(Dataset items)
================
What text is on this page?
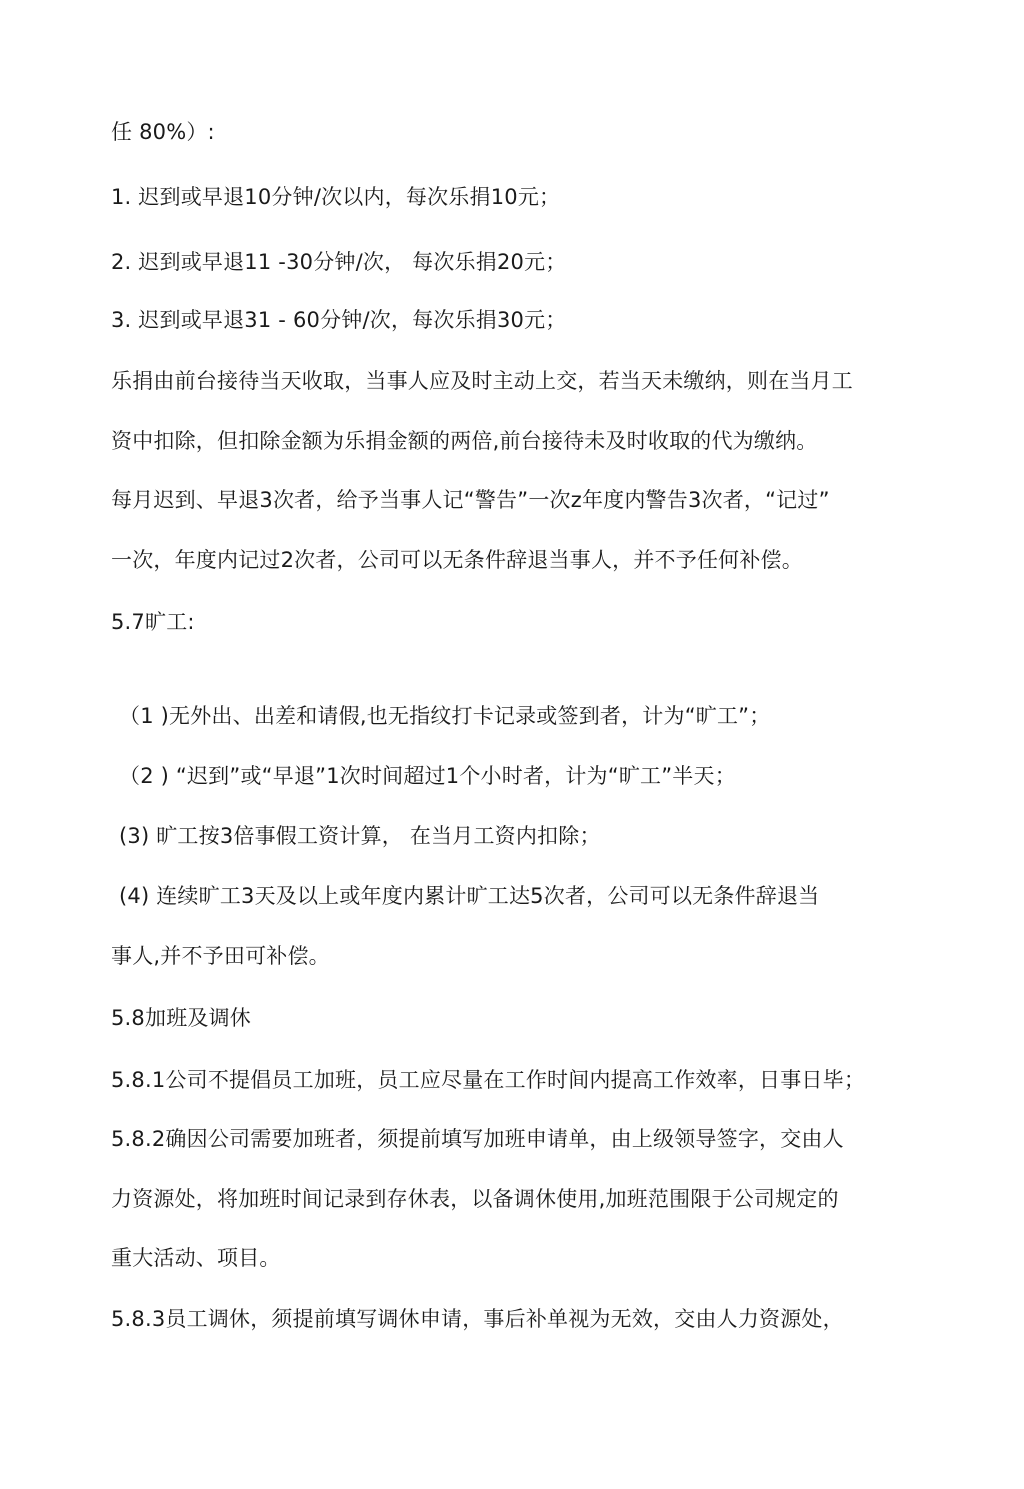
任 80%）:
1. 迟到或早退10分钟/次以内，每次乐捐10元；
2. 迟到或早退11 -30分钟/次， 每次乐捐20元；
3. 迟到或早退31 - 60分钟/次，每次乐捐30元；
乐捐由前台接待当天收取，当事人应及时主动上交，若当天未缴纳，则在当月工
资中扣除，但扣除金额为乐捐金额的两倍,前台接待未及时收取的代为缴纳。
每月迟到、早退3次者，给予当事人记“警告”一次z年度内警告3次者，“记过”
一次，年度内记过2次者，公司可以无条件辞退当事人，并不予任何补偿。
5.7旷工:
（1 )无外出、出差和请假,也无指纹打卡记录或签到者，计为“旷工”；
（2 ) “迟到”或“早退”1次时间超过1个小时者，计为“旷工”半天；
(3) 旷工按3倍事假工资计算， 在当月工资内扣除；
(4) 连续旷工3天及以上或年度内累计旷工达5次者，公司可以无条件辞退当
事人,并不予田可补偿。
5.8加班及调休
5.8.1公司不提倡员工加班，员工应尽量在工作时间内提高工作效率，日事日毕；
5.8.2确因公司需要加班者，须提前填写加班申请单，由上级领导签字，交由人
力资源处，将加班时间记录到存休表，以备调休使用,加班范围限于公司规定的
重大活动、项目。
5.8.3员工调休，须提前填写调休申请，事后补单视为无效，交由人力资源处，
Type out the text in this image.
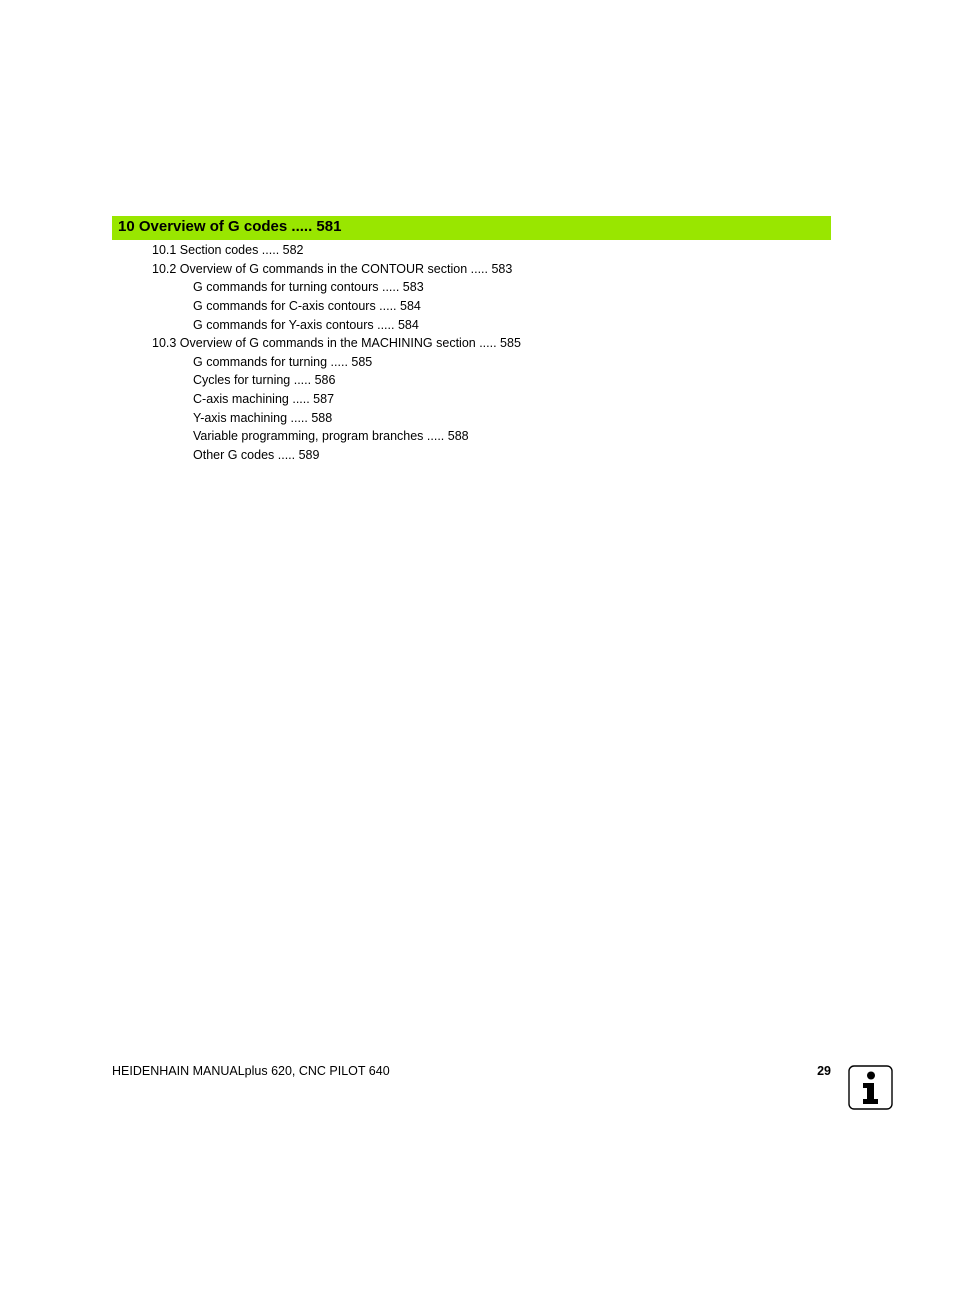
10 Overview of G codes ..... 581
10.1 Section codes ..... 582
10.2 Overview of G commands in the CONTOUR section ..... 583
G commands for turning contours ..... 583
G commands for C-axis contours ..... 584
G commands for Y-axis contours ..... 584
10.3 Overview of G commands in the MACHINING section ..... 585
G commands for turning ..... 585
Cycles for turning ..... 586
C-axis machining ..... 587
Y-axis machining ..... 588
Variable programming, program branches ..... 588
Other G codes ..... 589
HEIDENHAIN MANUALplus 620, CNC PILOT 640	29
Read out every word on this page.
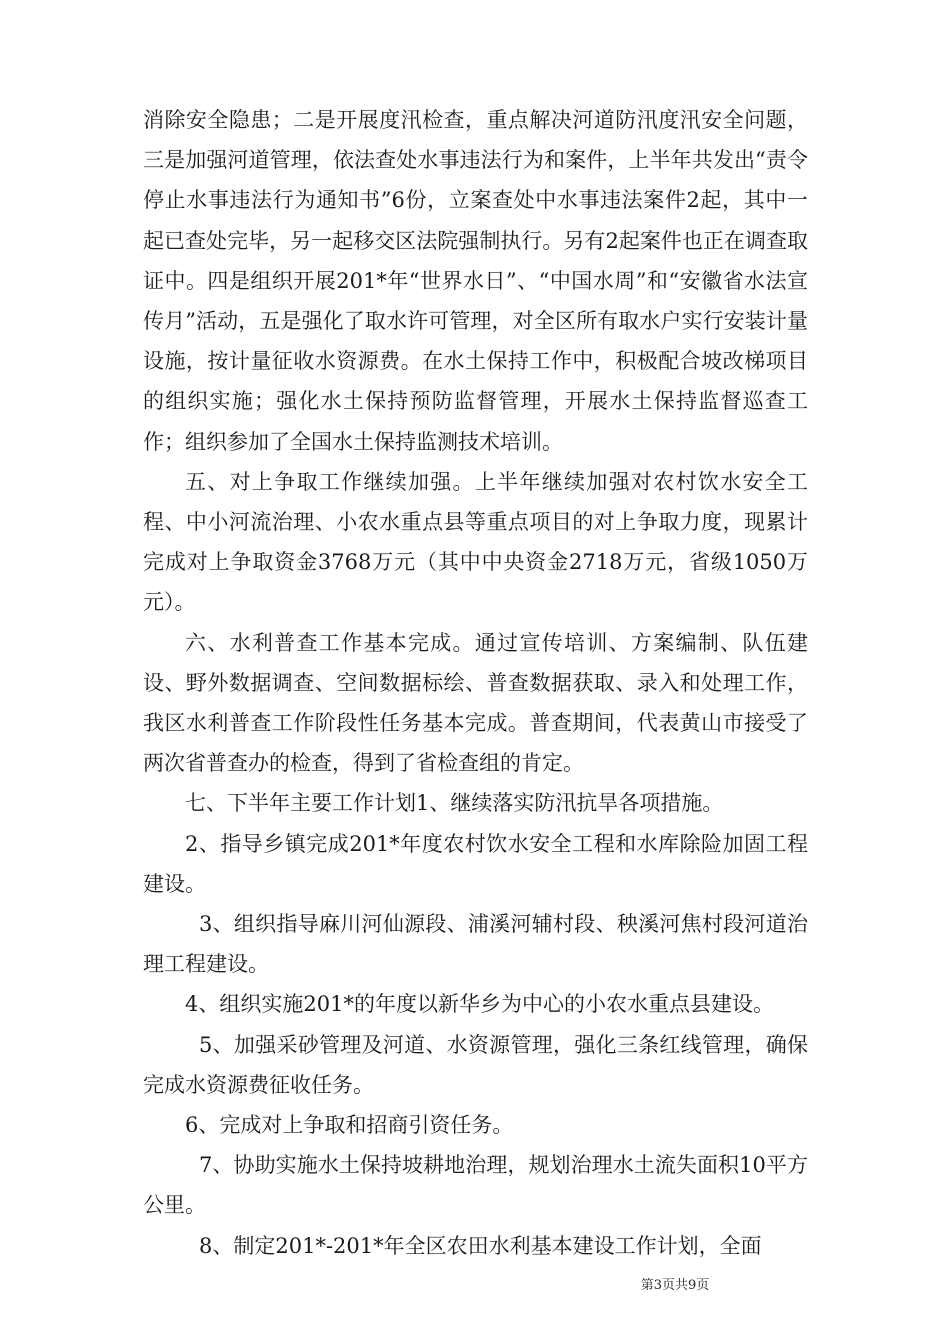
消除安全隐患；二是开展度汛检查，重点解决河道防汛度汛安全问题，三是加强河道管理，依法查处水事违法行为和案件，上半年共发出“责令停止水事违法行为通知书”6份，立案查处中水事违法案件2起，其中一起已查处完毕，另一起移交区法院强制执行。另有2起案件也正在调查取证中。四是组织开展201*年“世界水日”、“中国水周”和“安徽省水法宣传月”活动，五是强化了取水许可管理，对全区所有取水户实行安装计量设施，按计量征收水资源费。在水土保持工作中，积极配合坡改梯项目的组织实施；强化水土保持预防监督管理，开展水土保持监督巡查工作；组织参加了全国水土保持监测技术培训。

五、对上争取工作继续加强。上半年继续加强对农村饮水安全工程、中小河流治理、小农水重点县等重点项目的对上争取力度，现累计完成对上争取资金3768万元（其中中央资金2718万元，省级1050万元）。

六、水利普查工作基本完成。通过宣传培训、方案编制、队伍建设、野外数据调查、空间数据标绘、普查数据获取、录入和处理工作，我区水利普查工作阶段性任务基本完成。普查期间，代表黄山市接受了两次省普查办的检查，得到了省检查组的肯定。

七、下半年主要工作计划1、继续落实防汛抗旱各项措施。

2、指导乡镇完成201*年度农村饮水安全工程和水库除险加固工程建设。

3、组织指导麻川河仙源段、浦溪河辅村段、秧溪河焦村段河道治理工程建设。

4、组织实施201*的年度以新华乡为中心的小农水重点县建设。

5、加强采砂管理及河道、水资源管理，强化三条红线管理，确保完成水资源费征收任务。

6、完成对上争取和招商引资任务。

7、协助实施水土保持坡耕地治理，规划治理水土流失面积10平方公里。

8、制定201*-201*年全区农田水利基本建设工作计划，全面

第3页共9页
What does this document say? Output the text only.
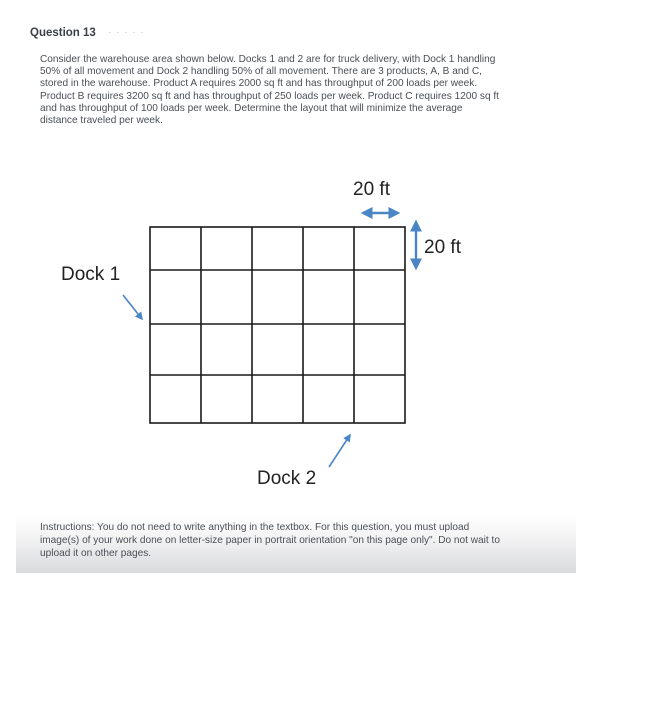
Question 13 · · · · ·
Consider the warehouse area shown below. Docks 1 and 2 are for truck delivery, with Dock 1 handling 50% of all movement and Dock 2 handling 50% of all movement. There are 3 products, A, B and C, stored in the warehouse. Product A requires 2000 sq ft and has throughput of 200 loads per week. Product B requires 3200 sq ft and has throughput of 250 loads per week. Product C requires 1200 sq ft and has throughput of 100 loads per week. Determine the layout that will minimize the average distance traveled per week.
20 ft
20 ft
Dock 1
Dock 2
Instructions: You do not need to write anything in the textbox. For this question, you must upload image(s) of your work done on letter-size paper in portrait orientation "on this page only". Do not wait to upload it on other pages.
================
Request = Nothing but the pictures may be dropped; output the records above exactly.

Answer for this exercise =
What text is on this page?
任 80%）:
1. 迟到或早退10分钟/次以内，每次乐捐10元；
2. 迟到或早退11 -30分钟/次， 每次乐捐20元；
3. 迟到或早退31 - 60分钟/次，每次乐捐30元；
乐捐由前台接待当天收取，当事人应及时主动上交，若当天未缴纳，则在当月工
资中扣除，但扣除金额为乐捐金额的两倍,前台接待未及时收取的代为缴纳。
每月迟到、早退3次者，给予当事人记“警告”一次z年度内警告3次者，“记过”
一次，年度内记过2次者，公司可以无条件辞退当事人，并不予任何补偿。
5.7旷工:
（1 )无外出、出差和请假,也无指纹打卡记录或签到者，计为“旷工”；
（2 ) “迟到”或“早退”1次时间超过1个小时者，计为“旷工”半天；
(3) 旷工按3倍事假工资计算， 在当月工资内扣除；
(4) 连续旷工3天及以上或年度内累计旷工达5次者，公司可以无条件辞退当
事人,并不予田可补偿。
5.8加班及调休
5.8.1公司不提倡员工加班，员工应尽量在工作时间内提高工作效率，日事日毕；
5.8.2确因公司需要加班者，须提前填写加班申请单，由上级领导签字，交由人
力资源处，将加班时间记录到存休表，以备调休使用,加班范围限于公司规定的
重大活动、项目。
5.8.3员工调休，须提前填写调休申请，事后补单视为无效，交由人力资源处，
Type out the text in this image.
10 Overview of G codes ..... 581
10.1 Section codes ..... 582
10.2 Overview of G commands in the CONTOUR section ..... 583
G commands for turning contours ..... 583
G commands for C-axis contours ..... 584
G commands for Y-axis contours ..... 584
10.3 Overview of G commands in the MACHINING section ..... 585
G commands for turning ..... 585
Cycles for turning ..... 586
C-axis machining ..... 587
Y-axis machining ..... 588
Variable programming, program branches ..... 588
Other G codes ..... 589
HEIDENHAIN MANUALplus 620, CNC PILOT 640	29
Read out every word on this page.
消除安全隐患；二是开展度汛检查，重点解决河道防汛度汛安全问题，三是加强河道管理，依法查处水事违法行为和案件，上半年共发出“责令停止水事违法行为通知书”6份，立案查处中水事违法案件2起，其中一起已查处完毕，另一起移交区法院强制执行。另有2起案件也正在调查取证中。四是组织开展201*年“世界水日”、“中国水周”和“安徽省水法宣传月”活动，五是强化了取水许可管理，对全区所有取水户实行安装计量设施，按计量征收水资源费。在水土保持工作中，积极配合坡改梯项目的组织实施；强化水土保持预防监督管理，开展水土保持监督巡查工作；组织参加了全国水土保持监测技术培训。

五、对上争取工作继续加强。上半年继续加强对农村饮水安全工程、中小河流治理、小农水重点县等重点项目的对上争取力度，现累计完成对上争取资金3768万元（其中中央资金2718万元，省级1050万元）。

六、水利普查工作基本完成。通过宣传培训、方案编制、队伍建设、野外数据调查、空间数据标绘、普查数据获取、录入和处理工作，我区水利普查工作阶段性任务基本完成。普查期间，代表黄山市接受了两次省普查办的检查，得到了省检查组的肯定。

七、下半年主要工作计划1、继续落实防汛抗旱各项措施。

2、指导乡镇完成201*年度农村饮水安全工程和水库除险加固工程建设。

3、组织指导麻川河仙源段、浦溪河辅村段、秧溪河焦村段河道治理工程建设。

4、组织实施201*的年度以新华乡为中心的小农水重点县建设。

5、加强采砂管理及河道、水资源管理，强化三条红线管理，确保完成水资源费征收任务。

6、完成对上争取和招商引资任务。

7、协助实施水土保持坡耕地治理，规划治理水土流失面积10平方公里。

8、制定201*-201*年全区农田水利基本建设工作计划，全面

第3页共9页
What does this document say? Output the text only.
Question 13 · · · · ·
Consider the warehouse area shown below. Docks 1 and 2 are for truck delivery, with Dock 1 handling 50% of all movement and Dock 2 handling 50% of all movement. There are 3 products, A, B and C, stored in the warehouse. Product A requires 2000 sq ft and has throughput of 200 loads per week. Product B requires 3200 sq ft and has throughput of 250 loads per week. Product C requires 1200 sq ft and has throughput of 100 loads per week. Determine the layout that will minimize the average distance traveled per week.
20 ft
20 ft
Dock 1
Dock 2
Instructions: You do not need to write anything in the textbox. For this question, you must upload image(s) of your work done on letter-size paper in portrait orientation "on this page only". Do not wait to upload it on other pages.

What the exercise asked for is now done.